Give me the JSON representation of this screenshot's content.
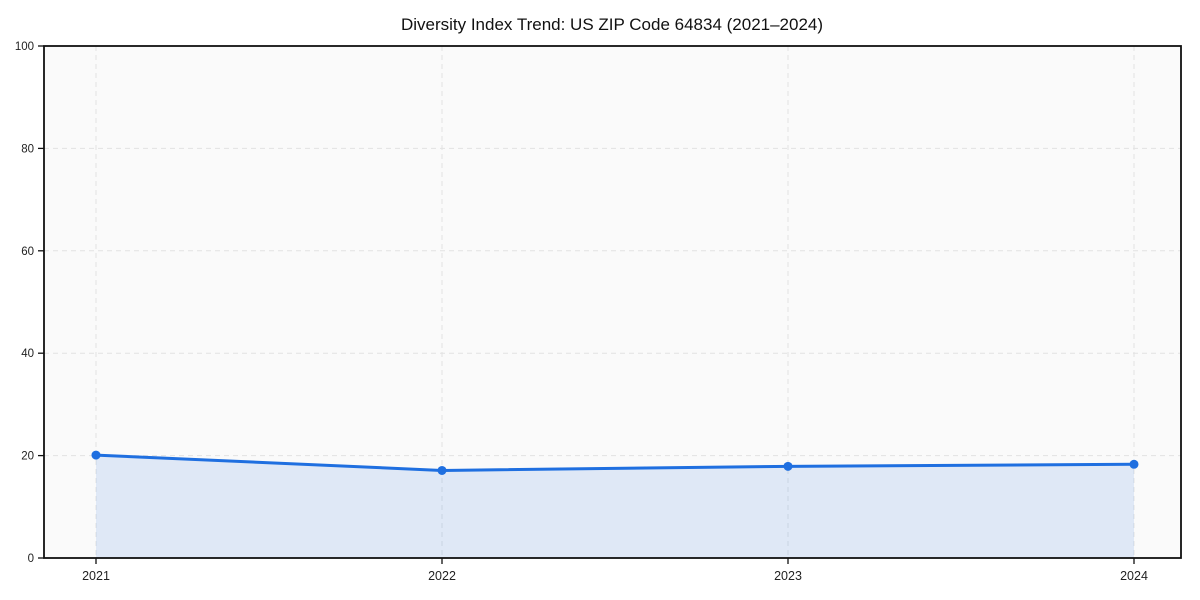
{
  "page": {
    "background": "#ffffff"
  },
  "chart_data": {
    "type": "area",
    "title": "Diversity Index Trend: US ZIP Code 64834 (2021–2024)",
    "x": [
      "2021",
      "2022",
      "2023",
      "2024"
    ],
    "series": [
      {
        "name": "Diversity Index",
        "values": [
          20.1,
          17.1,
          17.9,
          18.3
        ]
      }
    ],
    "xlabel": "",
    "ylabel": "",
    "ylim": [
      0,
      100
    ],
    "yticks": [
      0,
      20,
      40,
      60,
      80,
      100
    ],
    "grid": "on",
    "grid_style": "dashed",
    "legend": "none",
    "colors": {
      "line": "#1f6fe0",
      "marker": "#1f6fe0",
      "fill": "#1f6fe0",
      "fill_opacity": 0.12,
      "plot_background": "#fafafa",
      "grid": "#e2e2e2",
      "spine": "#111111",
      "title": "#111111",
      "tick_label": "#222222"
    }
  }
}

▶ AIM
Repeat the preceding records precisely, and leave every picture out of the copy.

▶ RESULT
Give me the JSON representation of this screenshot's content.
{
  "page": {
    "background": "#ffffff"
  },
  "chart_data": {
    "type": "area",
    "title": "Diversity Index Trend: US ZIP Code 64834 (2021–2024)",
    "x": [
      "2021",
      "2022",
      "2023",
      "2024"
    ],
    "series": [
      {
        "name": "Diversity Index",
        "values": [
          20.1,
          17.1,
          17.9,
          18.3
        ]
      }
    ],
    "xlabel": "",
    "ylabel": "",
    "ylim": [
      0,
      100
    ],
    "yticks": [
      0,
      20,
      40,
      60,
      80,
      100
    ],
    "grid": "on",
    "grid_style": "dashed",
    "legend": "none",
    "colors": {
      "line": "#1f6fe0",
      "marker": "#1f6fe0",
      "fill": "#1f6fe0",
      "fill_opacity": 0.12,
      "plot_background": "#fafafa",
      "grid": "#e2e2e2",
      "spine": "#111111",
      "title": "#111111",
      "tick_label": "#222222"
    }
  }
}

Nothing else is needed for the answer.